What is being asked – Scan the listing and work out how many lines contain the word "Alpina". Nothing but the number should be given.

Task material –
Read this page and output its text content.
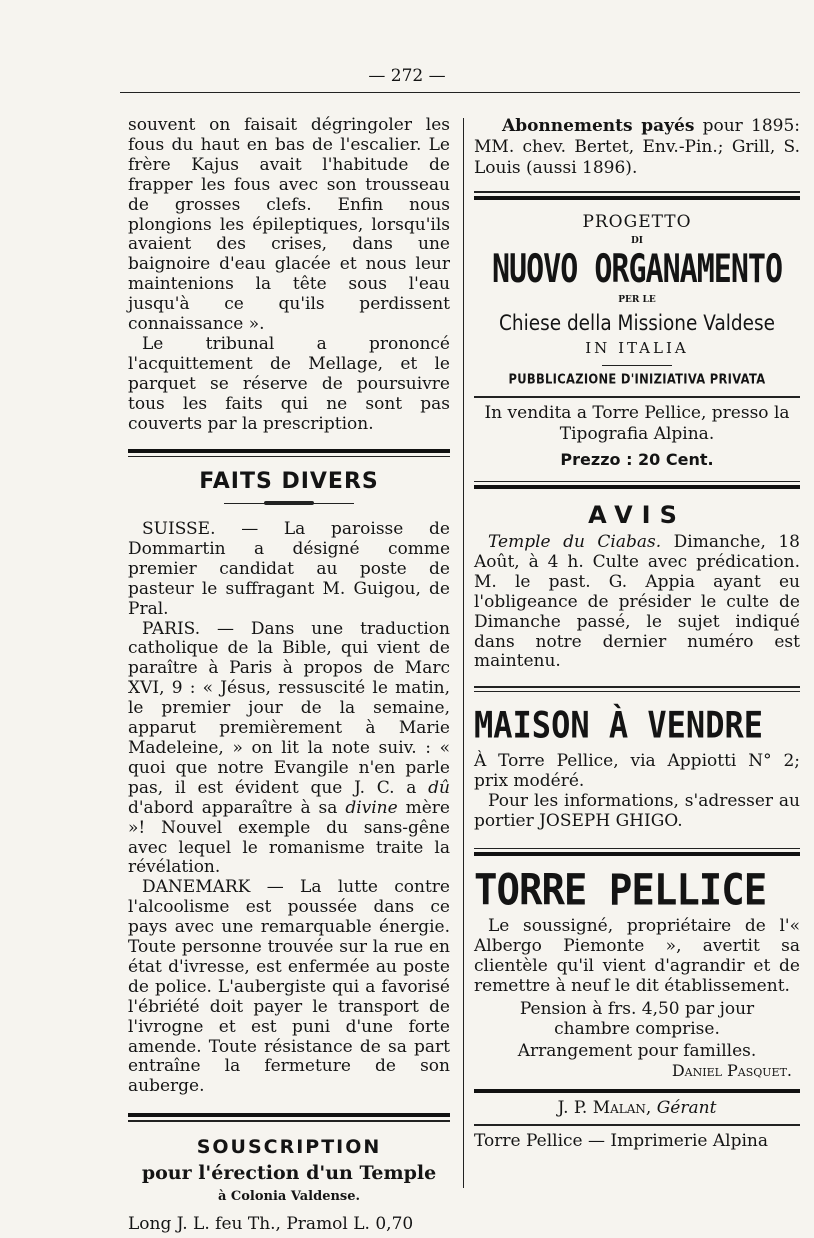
— 272 —

souvent on faisait dégringoler les fous du haut en bas de l'escalier. Le frère Kajus avait l'habitude de frapper les fous avec son trousseau de grosses clefs. Enfin nous plongions les épileptiques, lorsqu'ils avaient des crises, dans une baignoire d'eau glacée et nous leur maintenions la tête sous l'eau jusqu'à ce qu'ils perdissent connaissance ».

Le tribunal a prononcé l'acquittement de Mellage, et le parquet se réserve de poursuivre tous les faits qui ne sont pas couverts par la prescription.

FAITS DIVERS

SUISSE. — La paroisse de Dommartin a désigné comme premier candidat au poste de pasteur le suffragant M. Guigou, de Pral.

PARIS. — Dans une traduction catholique de la Bible, qui vient de paraître à Paris à propos de Marc XVI, 9 : « Jésus, ressuscité le matin, le premier jour de la semaine, apparut premièrement à Marie Madeleine, » on lit la note suiv. : « quoi que notre Evangile n'en parle pas, il est évident que J. C. a dû d'abord apparaître à sa divine mère »! Nouvel exemple du sans-gêne avec lequel le romanisme traite la révélation.

DANEMARK — La lutte contre l'alcoolisme est poussée dans ce pays avec une remarquable énergie. Toute personne trouvée sur la rue en état d'ivresse, est enfermée au poste de police. L'aubergiste qui a favorisé l'ébriété doit payer le transport de l'ivrogne et est puni d'une forte amende. Toute résistance de sa part entraîne la fermeture de son auberge.

SOUSCRIPTION
pour l'érection d'un Temple
à Colonia Valdense.
Long J. L. feu Th., Pramol L. 0,70

Abonnements payés pour 1895: MM. chev. Bertet, Env.-Pin.; Grill, S. Louis (aussi 1896).

PROGETTO
DI
NUOVO ORGANAMENTO
PER LE
Chiese della Missione Valdese
IN ITALIA
PUBBLICAZIONE D'INIZIATIVA PRIVATA

In vendita a Torre Pellice, presso la Tipografia Alpina.

Prezzo : 20 Cent.
AVIS

Temple du Ciabas. Dimanche, 18 Août, à 4 h. Culte avec prédication. M. le past. G. Appia ayant eu l'obligeance de présider le culte de Dimanche passé, le sujet indiqué dans notre dernier numéro est maintenu.

MAISON À VENDRE

À Torre Pellice, via Appiotti N° 2; prix modéré.

Pour les informations, s'adresser au portier JOSEPH GHIGO.

TORRE PELLICE

Le soussigné, propriétaire de l'« Albergo Piemonte », avertit sa clientèle qu'il vient d'agrandir et de remettre à neuf le dit établissement.

Pension à frs. 4,50 par jour
chambre comprise.
Arrangement pour familles.
Daniel Pasquet.
J. P. Malan, Gérant
Torre Pellice — Imprimerie Alpina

Reply – 2